[START Data for the task]

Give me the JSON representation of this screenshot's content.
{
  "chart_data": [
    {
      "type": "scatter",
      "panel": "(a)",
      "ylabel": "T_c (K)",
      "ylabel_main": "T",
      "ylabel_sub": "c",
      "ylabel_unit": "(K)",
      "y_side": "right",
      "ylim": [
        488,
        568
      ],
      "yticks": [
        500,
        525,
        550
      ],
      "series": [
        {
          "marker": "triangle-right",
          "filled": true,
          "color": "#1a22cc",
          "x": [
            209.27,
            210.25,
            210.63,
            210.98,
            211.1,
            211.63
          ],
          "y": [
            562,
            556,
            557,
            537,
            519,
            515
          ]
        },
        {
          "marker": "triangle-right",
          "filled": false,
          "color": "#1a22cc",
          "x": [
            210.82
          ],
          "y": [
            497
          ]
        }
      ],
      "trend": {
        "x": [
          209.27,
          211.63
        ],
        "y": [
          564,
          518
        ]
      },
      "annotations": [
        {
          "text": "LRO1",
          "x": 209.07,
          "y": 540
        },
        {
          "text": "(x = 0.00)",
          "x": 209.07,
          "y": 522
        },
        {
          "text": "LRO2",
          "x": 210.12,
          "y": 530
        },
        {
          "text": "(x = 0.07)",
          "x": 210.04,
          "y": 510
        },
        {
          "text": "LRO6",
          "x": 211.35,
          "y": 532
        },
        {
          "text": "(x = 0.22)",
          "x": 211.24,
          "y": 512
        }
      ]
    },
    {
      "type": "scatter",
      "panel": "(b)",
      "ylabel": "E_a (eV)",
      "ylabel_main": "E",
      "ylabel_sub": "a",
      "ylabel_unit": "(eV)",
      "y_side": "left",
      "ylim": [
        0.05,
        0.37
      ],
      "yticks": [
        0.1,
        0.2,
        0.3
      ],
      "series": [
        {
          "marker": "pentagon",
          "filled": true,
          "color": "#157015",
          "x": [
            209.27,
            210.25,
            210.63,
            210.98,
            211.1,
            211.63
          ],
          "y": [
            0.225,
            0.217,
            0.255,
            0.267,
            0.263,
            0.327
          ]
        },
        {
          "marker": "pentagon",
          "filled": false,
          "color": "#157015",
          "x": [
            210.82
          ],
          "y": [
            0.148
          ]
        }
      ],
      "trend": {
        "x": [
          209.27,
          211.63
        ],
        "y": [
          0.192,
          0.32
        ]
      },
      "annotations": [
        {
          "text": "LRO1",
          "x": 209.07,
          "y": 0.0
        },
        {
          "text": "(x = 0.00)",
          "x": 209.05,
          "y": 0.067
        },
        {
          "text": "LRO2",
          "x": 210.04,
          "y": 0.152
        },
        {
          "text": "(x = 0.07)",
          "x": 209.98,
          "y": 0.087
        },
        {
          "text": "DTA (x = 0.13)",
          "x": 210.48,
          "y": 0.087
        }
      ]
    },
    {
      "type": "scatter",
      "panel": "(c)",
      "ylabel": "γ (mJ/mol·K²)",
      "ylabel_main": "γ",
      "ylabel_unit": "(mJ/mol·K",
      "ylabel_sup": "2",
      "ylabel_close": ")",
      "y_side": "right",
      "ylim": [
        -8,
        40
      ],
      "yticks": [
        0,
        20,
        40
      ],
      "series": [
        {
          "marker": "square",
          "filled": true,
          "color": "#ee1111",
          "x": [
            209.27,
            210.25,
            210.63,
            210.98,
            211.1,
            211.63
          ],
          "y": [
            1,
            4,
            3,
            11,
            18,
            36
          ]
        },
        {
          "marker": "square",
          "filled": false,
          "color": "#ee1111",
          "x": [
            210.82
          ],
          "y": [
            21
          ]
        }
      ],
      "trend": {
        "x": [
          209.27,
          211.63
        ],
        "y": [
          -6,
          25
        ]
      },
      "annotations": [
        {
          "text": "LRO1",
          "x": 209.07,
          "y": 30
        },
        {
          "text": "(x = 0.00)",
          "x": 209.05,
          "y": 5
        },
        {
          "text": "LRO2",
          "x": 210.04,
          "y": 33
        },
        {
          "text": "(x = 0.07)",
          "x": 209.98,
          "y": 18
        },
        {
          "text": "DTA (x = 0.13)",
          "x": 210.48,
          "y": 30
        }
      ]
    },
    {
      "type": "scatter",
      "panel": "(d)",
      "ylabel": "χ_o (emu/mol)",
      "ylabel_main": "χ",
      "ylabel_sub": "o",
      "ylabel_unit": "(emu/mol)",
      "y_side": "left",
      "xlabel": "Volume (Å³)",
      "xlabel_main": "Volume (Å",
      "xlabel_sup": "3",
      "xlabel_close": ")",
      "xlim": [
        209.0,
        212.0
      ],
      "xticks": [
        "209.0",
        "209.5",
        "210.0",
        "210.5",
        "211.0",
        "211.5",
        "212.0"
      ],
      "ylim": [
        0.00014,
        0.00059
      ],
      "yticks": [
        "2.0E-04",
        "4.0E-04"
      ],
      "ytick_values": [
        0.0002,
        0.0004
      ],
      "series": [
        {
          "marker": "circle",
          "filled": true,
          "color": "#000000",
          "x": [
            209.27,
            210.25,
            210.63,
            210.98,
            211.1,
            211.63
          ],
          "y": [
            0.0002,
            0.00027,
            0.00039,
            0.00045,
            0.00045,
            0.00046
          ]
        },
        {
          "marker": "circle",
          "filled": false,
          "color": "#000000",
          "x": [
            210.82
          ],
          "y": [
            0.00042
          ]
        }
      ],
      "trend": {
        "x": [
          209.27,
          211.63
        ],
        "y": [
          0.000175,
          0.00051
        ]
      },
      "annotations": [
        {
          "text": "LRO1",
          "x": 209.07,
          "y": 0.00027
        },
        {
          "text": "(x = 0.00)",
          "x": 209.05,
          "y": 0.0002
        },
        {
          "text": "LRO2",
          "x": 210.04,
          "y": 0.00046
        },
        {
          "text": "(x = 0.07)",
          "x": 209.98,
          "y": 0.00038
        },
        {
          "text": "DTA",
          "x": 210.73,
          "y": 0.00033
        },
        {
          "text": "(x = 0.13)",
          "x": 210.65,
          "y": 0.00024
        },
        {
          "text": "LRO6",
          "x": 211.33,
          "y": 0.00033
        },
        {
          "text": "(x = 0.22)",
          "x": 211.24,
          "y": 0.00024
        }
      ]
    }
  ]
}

[END Data for the task]

### Work required
Print every record exactly as it was given.

### Full output
Give me the JSON representation of this screenshot's content.
{
  "chart_data": [
    {
      "type": "scatter",
      "panel": "(a)",
      "ylabel": "T_c (K)",
      "ylabel_main": "T",
      "ylabel_sub": "c",
      "ylabel_unit": "(K)",
      "y_side": "right",
      "ylim": [
        488,
        568
      ],
      "yticks": [
        500,
        525,
        550
      ],
      "series": [
        {
          "marker": "triangle-right",
          "filled": true,
          "color": "#1a22cc",
          "x": [
            209.27,
            210.25,
            210.63,
            210.98,
            211.1,
            211.63
          ],
          "y": [
            562,
            556,
            557,
            537,
            519,
            515
          ]
        },
        {
          "marker": "triangle-right",
          "filled": false,
          "color": "#1a22cc",
          "x": [
            210.82
          ],
          "y": [
            497
          ]
        }
      ],
      "trend": {
        "x": [
          209.27,
          211.63
        ],
        "y": [
          564,
          518
        ]
      },
      "annotations": [
        {
          "text": "LRO1",
          "x": 209.07,
          "y": 540
        },
        {
          "text": "(x = 0.00)",
          "x": 209.07,
          "y": 522
        },
        {
          "text": "LRO2",
          "x": 210.12,
          "y": 530
        },
        {
          "text": "(x = 0.07)",
          "x": 210.04,
          "y": 510
        },
        {
          "text": "LRO6",
          "x": 211.35,
          "y": 532
        },
        {
          "text": "(x = 0.22)",
          "x": 211.24,
          "y": 512
        }
      ]
    },
    {
      "type": "scatter",
      "panel": "(b)",
      "ylabel": "E_a (eV)",
      "ylabel_main": "E",
      "ylabel_sub": "a",
      "ylabel_unit": "(eV)",
      "y_side": "left",
      "ylim": [
        0.05,
        0.37
      ],
      "yticks": [
        0.1,
        0.2,
        0.3
      ],
      "series": [
        {
          "marker": "pentagon",
          "filled": true,
          "color": "#157015",
          "x": [
            209.27,
            210.25,
            210.63,
            210.98,
            211.1,
            211.63
          ],
          "y": [
            0.225,
            0.217,
            0.255,
            0.267,
            0.263,
            0.327
          ]
        },
        {
          "marker": "pentagon",
          "filled": false,
          "color": "#157015",
          "x": [
            210.82
          ],
          "y": [
            0.148
          ]
        }
      ],
      "trend": {
        "x": [
          209.27,
          211.63
        ],
        "y": [
          0.192,
          0.32
        ]
      },
      "annotations": [
        {
          "text": "LRO1",
          "x": 209.07,
          "y": 0.0
        },
        {
          "text": "(x = 0.00)",
          "x": 209.05,
          "y": 0.067
        },
        {
          "text": "LRO2",
          "x": 210.04,
          "y": 0.152
        },
        {
          "text": "(x = 0.07)",
          "x": 209.98,
          "y": 0.087
        },
        {
          "text": "DTA (x = 0.13)",
          "x": 210.48,
          "y": 0.087
        }
      ]
    },
    {
      "type": "scatter",
      "panel": "(c)",
      "ylabel": "γ (mJ/mol·K²)",
      "ylabel_main": "γ",
      "ylabel_unit": "(mJ/mol·K",
      "ylabel_sup": "2",
      "ylabel_close": ")",
      "y_side": "right",
      "ylim": [
        -8,
        40
      ],
      "yticks": [
        0,
        20,
        40
      ],
      "series": [
        {
          "marker": "square",
          "filled": true,
          "color": "#ee1111",
          "x": [
            209.27,
            210.25,
            210.63,
            210.98,
            211.1,
            211.63
          ],
          "y": [
            1,
            4,
            3,
            11,
            18,
            36
          ]
        },
        {
          "marker": "square",
          "filled": false,
          "color": "#ee1111",
          "x": [
            210.82
          ],
          "y": [
            21
          ]
        }
      ],
      "trend": {
        "x": [
          209.27,
          211.63
        ],
        "y": [
          -6,
          25
        ]
      },
      "annotations": [
        {
          "text": "LRO1",
          "x": 209.07,
          "y": 30
        },
        {
          "text": "(x = 0.00)",
          "x": 209.05,
          "y": 5
        },
        {
          "text": "LRO2",
          "x": 210.04,
          "y": 33
        },
        {
          "text": "(x = 0.07)",
          "x": 209.98,
          "y": 18
        },
        {
          "text": "DTA (x = 0.13)",
          "x": 210.48,
          "y": 30
        }
      ]
    },
    {
      "type": "scatter",
      "panel": "(d)",
      "ylabel": "χ_o (emu/mol)",
      "ylabel_main": "χ",
      "ylabel_sub": "o",
      "ylabel_unit": "(emu/mol)",
      "y_side": "left",
      "xlabel": "Volume (Å³)",
      "xlabel_main": "Volume (Å",
      "xlabel_sup": "3",
      "xlabel_close": ")",
      "xlim": [
        209.0,
        212.0
      ],
      "xticks": [
        "209.0",
        "209.5",
        "210.0",
        "210.5",
        "211.0",
        "211.5",
        "212.0"
      ],
      "ylim": [
        0.00014,
        0.00059
      ],
      "yticks": [
        "2.0E-04",
        "4.0E-04"
      ],
      "ytick_values": [
        0.0002,
        0.0004
      ],
      "series": [
        {
          "marker": "circle",
          "filled": true,
          "color": "#000000",
          "x": [
            209.27,
            210.25,
            210.63,
            210.98,
            211.1,
            211.63
          ],
          "y": [
            0.0002,
            0.00027,
            0.00039,
            0.00045,
            0.00045,
            0.00046
          ]
        },
        {
          "marker": "circle",
          "filled": false,
          "color": "#000000",
          "x": [
            210.82
          ],
          "y": [
            0.00042
          ]
        }
      ],
      "trend": {
        "x": [
          209.27,
          211.63
        ],
        "y": [
          0.000175,
          0.00051
        ]
      },
      "annotations": [
        {
          "text": "LRO1",
          "x": 209.07,
          "y": 0.00027
        },
        {
          "text": "(x = 0.00)",
          "x": 209.05,
          "y": 0.0002
        },
        {
          "text": "LRO2",
          "x": 210.04,
          "y": 0.00046
        },
        {
          "text": "(x = 0.07)",
          "x": 209.98,
          "y": 0.00038
        },
        {
          "text": "DTA",
          "x": 210.73,
          "y": 0.00033
        },
        {
          "text": "(x = 0.13)",
          "x": 210.65,
          "y": 0.00024
        },
        {
          "text": "LRO6",
          "x": 211.33,
          "y": 0.00033
        },
        {
          "text": "(x = 0.22)",
          "x": 211.24,
          "y": 0.00024
        }
      ]
    }
  ]
}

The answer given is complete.